DO THIS -> Pick out all lines with the word "data" from the records that follow.

-- begin --

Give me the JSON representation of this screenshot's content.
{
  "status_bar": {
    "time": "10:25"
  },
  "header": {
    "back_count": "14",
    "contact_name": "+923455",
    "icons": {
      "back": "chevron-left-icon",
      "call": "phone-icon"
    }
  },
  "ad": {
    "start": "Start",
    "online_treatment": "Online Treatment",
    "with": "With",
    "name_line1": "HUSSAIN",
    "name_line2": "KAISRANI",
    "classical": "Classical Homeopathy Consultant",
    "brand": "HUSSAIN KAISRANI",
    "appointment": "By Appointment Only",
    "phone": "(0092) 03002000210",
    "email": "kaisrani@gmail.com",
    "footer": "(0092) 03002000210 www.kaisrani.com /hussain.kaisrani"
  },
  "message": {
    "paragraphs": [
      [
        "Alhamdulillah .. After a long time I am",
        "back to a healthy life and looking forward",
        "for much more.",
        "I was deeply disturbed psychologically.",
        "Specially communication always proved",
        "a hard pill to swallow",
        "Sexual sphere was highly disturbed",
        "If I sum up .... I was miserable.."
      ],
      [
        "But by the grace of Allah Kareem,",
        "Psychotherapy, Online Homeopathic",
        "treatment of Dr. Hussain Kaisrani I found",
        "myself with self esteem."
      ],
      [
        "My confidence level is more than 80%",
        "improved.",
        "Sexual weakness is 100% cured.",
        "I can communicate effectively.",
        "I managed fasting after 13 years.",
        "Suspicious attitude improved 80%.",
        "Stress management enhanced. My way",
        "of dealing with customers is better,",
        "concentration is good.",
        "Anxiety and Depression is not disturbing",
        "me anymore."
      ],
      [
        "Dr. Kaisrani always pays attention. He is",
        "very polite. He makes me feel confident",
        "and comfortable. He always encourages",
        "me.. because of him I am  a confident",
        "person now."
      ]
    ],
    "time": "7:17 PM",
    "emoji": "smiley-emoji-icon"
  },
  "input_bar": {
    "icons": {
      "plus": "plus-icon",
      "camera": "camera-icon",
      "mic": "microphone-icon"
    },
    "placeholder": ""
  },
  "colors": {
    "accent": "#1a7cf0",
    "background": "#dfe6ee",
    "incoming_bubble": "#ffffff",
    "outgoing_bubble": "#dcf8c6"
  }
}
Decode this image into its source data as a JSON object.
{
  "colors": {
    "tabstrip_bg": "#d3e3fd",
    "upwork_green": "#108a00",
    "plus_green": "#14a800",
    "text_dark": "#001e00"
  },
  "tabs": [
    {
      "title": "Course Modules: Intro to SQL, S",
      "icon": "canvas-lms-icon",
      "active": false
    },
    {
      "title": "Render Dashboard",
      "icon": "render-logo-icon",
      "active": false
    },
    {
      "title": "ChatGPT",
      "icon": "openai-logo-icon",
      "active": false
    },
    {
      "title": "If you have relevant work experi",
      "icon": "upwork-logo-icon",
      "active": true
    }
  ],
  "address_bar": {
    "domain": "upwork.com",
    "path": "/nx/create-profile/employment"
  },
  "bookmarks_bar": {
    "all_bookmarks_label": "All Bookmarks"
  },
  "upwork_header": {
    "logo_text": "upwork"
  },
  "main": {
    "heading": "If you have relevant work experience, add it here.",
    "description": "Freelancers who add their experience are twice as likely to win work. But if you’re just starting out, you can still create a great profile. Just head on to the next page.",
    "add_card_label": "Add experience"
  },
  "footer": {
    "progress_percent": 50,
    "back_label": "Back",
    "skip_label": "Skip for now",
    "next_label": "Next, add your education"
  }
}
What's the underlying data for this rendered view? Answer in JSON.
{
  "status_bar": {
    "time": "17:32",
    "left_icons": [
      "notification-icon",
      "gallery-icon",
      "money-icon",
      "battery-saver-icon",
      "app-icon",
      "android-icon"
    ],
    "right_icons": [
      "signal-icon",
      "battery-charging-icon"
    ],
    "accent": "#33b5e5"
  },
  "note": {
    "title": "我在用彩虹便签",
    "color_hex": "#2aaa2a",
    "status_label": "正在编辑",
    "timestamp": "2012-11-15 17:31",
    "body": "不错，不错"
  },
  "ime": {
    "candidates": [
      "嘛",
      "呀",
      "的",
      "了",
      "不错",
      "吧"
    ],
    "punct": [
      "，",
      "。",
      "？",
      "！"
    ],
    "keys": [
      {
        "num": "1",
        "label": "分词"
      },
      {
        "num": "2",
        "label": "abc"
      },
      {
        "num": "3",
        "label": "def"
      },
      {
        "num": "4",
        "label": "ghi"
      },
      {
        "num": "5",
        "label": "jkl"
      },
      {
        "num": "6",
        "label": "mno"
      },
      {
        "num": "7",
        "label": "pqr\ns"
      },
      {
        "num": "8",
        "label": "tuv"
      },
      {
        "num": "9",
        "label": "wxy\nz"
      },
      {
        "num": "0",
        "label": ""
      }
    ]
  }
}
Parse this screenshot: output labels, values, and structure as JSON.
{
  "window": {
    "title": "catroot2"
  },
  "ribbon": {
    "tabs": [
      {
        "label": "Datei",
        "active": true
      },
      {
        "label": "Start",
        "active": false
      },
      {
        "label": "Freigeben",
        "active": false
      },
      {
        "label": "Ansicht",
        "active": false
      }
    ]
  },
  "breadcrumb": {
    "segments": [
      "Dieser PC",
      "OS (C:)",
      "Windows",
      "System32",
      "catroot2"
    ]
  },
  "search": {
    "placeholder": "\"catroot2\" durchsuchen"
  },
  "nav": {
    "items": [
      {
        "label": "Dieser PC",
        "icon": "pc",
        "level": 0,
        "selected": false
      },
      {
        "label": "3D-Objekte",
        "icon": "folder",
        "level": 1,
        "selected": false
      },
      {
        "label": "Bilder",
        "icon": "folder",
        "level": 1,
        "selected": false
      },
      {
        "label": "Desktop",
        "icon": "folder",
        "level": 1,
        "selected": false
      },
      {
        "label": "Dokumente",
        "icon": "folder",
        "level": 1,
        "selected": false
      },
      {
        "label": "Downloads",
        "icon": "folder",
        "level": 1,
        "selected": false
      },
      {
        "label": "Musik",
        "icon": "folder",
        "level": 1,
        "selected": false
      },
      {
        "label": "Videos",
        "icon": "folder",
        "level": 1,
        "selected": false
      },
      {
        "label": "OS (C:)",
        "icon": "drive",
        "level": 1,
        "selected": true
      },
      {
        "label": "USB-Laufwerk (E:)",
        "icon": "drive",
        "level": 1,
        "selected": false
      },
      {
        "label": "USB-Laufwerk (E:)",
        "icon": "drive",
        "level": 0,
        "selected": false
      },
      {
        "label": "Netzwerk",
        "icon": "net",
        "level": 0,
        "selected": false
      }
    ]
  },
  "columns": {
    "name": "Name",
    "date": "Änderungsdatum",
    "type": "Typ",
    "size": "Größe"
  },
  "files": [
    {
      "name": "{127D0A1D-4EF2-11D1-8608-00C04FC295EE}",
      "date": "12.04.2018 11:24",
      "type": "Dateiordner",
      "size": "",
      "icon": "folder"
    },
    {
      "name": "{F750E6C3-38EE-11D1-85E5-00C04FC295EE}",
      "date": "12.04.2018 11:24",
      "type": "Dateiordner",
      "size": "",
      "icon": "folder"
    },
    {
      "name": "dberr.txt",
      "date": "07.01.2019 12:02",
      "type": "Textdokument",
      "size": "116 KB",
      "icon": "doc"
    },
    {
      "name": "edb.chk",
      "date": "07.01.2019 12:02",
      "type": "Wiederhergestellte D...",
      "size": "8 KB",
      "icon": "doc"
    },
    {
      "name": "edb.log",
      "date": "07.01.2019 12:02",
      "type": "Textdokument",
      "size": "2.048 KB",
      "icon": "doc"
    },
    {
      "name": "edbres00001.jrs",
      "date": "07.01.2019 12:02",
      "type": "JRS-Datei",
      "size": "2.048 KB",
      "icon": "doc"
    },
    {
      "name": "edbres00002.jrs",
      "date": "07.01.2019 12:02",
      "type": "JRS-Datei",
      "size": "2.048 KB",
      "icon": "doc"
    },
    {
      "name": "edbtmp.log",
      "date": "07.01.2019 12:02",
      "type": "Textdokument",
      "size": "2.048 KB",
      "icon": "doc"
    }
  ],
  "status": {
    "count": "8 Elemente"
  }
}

-- end --

RESPONSE TO THIS EXERCISE ->
Decode this image into its source data as a JSON object.
What's the underlying data for this rendered view? Answer in JSON.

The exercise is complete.